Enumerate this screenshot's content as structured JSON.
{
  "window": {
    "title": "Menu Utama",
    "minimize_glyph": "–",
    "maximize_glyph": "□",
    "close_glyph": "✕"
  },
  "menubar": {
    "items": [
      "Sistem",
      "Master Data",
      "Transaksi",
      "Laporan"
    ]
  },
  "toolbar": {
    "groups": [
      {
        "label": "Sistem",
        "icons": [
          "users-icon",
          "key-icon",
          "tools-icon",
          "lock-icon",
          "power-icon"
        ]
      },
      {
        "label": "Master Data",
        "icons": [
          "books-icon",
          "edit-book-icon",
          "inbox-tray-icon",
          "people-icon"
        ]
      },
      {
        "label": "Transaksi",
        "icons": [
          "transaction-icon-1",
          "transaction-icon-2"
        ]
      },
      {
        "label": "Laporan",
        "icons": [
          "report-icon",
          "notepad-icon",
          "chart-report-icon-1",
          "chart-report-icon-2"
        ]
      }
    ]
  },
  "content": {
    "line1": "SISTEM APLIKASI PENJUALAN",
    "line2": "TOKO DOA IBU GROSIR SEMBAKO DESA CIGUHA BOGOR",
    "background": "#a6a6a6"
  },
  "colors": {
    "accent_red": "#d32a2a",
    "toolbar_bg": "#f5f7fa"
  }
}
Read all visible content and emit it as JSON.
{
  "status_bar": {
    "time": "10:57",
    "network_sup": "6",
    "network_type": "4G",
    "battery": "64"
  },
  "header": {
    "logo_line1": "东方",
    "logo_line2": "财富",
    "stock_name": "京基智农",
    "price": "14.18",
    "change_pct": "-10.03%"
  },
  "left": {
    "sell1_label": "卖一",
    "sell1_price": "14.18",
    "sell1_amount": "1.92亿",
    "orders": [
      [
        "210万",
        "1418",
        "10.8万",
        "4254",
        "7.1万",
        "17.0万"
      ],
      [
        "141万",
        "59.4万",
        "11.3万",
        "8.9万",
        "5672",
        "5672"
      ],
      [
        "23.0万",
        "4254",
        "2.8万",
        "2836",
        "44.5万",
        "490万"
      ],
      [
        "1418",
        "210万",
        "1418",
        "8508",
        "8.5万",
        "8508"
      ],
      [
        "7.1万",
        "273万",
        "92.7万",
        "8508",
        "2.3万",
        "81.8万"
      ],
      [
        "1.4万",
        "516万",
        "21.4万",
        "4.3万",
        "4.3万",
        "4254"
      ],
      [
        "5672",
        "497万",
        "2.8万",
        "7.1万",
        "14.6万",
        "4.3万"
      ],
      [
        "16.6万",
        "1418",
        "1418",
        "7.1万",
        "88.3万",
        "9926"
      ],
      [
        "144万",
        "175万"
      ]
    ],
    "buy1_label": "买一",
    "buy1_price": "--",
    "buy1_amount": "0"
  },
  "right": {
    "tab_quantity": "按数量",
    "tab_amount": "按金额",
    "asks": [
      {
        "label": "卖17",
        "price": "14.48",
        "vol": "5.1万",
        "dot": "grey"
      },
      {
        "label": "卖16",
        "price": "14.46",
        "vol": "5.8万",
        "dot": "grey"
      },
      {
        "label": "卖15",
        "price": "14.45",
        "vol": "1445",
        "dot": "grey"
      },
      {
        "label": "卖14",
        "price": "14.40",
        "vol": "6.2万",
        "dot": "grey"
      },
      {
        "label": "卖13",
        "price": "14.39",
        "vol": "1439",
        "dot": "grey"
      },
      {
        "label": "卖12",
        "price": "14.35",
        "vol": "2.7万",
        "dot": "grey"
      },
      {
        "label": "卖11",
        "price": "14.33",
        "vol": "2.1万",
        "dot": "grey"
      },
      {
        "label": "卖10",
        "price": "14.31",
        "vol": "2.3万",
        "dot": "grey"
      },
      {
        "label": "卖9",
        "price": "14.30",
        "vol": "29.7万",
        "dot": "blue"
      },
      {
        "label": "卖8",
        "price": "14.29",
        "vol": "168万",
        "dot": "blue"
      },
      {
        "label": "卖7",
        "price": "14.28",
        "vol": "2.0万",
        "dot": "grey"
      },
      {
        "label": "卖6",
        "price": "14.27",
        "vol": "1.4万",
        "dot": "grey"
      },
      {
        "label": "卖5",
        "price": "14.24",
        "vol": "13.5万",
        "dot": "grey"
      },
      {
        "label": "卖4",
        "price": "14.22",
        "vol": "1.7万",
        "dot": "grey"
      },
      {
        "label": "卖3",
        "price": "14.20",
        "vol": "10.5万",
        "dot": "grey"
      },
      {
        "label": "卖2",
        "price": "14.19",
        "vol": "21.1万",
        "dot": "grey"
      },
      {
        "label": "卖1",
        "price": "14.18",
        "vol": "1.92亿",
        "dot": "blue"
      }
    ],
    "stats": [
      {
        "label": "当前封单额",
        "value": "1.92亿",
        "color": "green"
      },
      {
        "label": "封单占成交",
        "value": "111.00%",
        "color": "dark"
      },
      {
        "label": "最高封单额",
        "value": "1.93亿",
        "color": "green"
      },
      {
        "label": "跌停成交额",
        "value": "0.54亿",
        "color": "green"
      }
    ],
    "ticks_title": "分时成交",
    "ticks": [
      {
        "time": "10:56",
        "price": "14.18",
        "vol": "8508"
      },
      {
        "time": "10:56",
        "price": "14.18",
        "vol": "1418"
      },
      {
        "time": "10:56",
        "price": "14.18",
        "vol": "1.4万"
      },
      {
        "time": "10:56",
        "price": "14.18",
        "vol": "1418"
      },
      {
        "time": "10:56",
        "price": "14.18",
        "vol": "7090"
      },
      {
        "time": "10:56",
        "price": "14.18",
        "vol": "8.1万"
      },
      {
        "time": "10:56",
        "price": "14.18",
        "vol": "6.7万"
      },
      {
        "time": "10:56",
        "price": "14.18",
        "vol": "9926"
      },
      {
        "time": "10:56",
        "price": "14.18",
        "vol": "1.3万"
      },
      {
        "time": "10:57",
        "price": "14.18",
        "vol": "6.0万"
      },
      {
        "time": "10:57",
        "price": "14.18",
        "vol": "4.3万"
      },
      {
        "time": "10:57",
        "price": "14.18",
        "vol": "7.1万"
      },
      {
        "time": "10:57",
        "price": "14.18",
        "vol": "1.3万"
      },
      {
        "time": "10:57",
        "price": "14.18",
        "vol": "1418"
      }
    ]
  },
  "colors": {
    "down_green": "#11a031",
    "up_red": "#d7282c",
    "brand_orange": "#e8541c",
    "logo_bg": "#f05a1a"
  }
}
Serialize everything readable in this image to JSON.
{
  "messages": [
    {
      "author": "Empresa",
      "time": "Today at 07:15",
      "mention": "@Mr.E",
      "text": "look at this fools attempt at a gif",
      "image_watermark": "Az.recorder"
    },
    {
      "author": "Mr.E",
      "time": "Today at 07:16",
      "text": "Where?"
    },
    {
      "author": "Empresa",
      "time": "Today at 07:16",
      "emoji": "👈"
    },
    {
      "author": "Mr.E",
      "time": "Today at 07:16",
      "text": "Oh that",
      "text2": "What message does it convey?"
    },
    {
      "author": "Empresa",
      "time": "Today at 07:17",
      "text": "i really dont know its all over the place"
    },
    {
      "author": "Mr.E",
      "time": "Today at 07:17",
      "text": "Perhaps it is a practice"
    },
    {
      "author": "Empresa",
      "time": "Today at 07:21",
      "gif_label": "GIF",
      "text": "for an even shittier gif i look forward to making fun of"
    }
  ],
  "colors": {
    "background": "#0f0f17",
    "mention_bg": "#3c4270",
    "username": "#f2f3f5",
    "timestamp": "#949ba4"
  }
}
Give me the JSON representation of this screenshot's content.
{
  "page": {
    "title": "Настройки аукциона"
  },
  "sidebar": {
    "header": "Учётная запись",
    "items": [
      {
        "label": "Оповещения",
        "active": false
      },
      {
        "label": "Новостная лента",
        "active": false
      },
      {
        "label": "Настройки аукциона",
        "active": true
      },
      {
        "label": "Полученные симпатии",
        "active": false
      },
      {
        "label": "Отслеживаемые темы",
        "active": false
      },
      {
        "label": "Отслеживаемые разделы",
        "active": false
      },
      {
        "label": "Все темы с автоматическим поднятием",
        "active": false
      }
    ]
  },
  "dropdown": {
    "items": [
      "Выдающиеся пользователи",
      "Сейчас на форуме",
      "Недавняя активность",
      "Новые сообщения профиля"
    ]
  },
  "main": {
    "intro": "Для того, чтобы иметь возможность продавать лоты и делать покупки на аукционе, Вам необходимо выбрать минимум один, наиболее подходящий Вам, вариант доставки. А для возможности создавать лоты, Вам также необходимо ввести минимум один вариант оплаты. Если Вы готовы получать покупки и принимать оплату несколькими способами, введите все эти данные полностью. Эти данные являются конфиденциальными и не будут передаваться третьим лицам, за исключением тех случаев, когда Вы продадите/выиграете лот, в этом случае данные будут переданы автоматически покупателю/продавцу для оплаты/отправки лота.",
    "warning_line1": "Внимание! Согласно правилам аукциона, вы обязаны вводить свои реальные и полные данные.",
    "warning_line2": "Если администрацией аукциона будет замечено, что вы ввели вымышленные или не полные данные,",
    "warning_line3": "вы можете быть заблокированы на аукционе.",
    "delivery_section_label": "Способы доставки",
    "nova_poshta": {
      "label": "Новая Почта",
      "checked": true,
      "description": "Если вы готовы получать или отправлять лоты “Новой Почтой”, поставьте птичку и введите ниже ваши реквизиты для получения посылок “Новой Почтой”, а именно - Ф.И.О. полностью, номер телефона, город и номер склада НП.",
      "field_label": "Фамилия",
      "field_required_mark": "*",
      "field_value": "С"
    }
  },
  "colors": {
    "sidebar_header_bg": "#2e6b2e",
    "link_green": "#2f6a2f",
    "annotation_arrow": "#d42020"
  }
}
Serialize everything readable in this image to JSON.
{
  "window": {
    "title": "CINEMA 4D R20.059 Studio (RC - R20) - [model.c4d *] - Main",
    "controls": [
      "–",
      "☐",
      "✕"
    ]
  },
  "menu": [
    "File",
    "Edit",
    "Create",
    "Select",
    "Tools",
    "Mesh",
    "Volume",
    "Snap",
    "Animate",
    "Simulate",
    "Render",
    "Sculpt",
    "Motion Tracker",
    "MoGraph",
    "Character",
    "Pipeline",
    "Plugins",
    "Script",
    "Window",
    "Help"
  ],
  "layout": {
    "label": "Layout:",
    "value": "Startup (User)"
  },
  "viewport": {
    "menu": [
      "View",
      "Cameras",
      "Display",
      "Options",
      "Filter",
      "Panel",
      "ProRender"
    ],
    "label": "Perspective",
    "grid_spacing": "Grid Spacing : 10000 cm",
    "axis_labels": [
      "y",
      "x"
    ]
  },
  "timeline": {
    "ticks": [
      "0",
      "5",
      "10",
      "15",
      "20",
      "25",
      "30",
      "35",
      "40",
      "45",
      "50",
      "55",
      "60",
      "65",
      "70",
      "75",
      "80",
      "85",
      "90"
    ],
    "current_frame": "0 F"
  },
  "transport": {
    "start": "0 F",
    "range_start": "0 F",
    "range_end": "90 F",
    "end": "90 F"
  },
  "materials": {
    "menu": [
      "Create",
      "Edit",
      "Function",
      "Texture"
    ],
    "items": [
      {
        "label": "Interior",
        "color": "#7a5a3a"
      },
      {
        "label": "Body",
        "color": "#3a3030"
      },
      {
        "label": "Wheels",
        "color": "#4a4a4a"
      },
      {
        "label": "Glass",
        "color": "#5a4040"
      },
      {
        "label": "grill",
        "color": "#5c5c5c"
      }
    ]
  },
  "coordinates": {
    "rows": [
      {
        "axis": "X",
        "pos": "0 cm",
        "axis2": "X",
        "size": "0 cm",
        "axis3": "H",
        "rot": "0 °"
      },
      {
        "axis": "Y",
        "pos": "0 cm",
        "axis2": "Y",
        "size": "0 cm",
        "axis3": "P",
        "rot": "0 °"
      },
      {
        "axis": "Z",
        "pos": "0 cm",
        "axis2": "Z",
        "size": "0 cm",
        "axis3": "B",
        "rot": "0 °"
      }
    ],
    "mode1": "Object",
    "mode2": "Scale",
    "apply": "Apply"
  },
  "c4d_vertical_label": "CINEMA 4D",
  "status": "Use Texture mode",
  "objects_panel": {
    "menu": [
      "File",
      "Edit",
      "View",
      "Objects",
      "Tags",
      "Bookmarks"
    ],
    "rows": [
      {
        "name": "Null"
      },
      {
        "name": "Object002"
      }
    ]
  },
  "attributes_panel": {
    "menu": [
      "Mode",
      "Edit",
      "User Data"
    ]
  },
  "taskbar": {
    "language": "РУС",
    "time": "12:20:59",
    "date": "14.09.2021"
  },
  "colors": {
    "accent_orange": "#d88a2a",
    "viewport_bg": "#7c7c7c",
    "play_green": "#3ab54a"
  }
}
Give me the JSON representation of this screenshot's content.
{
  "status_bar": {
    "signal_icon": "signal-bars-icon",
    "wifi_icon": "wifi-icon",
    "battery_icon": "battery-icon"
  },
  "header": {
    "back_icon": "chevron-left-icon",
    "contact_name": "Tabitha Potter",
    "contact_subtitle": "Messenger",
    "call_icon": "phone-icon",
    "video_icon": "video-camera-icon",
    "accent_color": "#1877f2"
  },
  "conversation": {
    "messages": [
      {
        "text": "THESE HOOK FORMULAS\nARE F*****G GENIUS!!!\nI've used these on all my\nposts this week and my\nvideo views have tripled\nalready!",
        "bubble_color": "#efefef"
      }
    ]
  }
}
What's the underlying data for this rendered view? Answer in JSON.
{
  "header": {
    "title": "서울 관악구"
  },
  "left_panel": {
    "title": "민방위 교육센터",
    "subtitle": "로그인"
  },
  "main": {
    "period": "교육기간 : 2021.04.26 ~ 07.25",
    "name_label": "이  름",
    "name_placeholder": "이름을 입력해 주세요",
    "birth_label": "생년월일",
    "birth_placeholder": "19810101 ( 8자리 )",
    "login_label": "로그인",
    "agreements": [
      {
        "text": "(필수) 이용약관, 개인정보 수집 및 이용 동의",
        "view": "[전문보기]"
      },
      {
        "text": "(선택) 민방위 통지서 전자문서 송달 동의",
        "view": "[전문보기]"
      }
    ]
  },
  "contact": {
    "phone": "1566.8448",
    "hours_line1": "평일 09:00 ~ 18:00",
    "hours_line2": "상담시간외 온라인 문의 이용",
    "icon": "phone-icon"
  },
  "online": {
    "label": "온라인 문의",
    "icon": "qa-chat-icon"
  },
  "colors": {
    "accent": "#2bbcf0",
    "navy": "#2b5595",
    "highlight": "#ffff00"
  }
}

_Written task_: Gather all lines of the records that include the word "полные".

_Exercise response_:
    "warning_line1": "Внимание! Согласно правилам аукциона, вы обязаны вводить свои реальные и полные данные.",
    "warning_line2": "Если администрацией аукциона будет замечено, что вы ввели вымышленные или не полные данные,",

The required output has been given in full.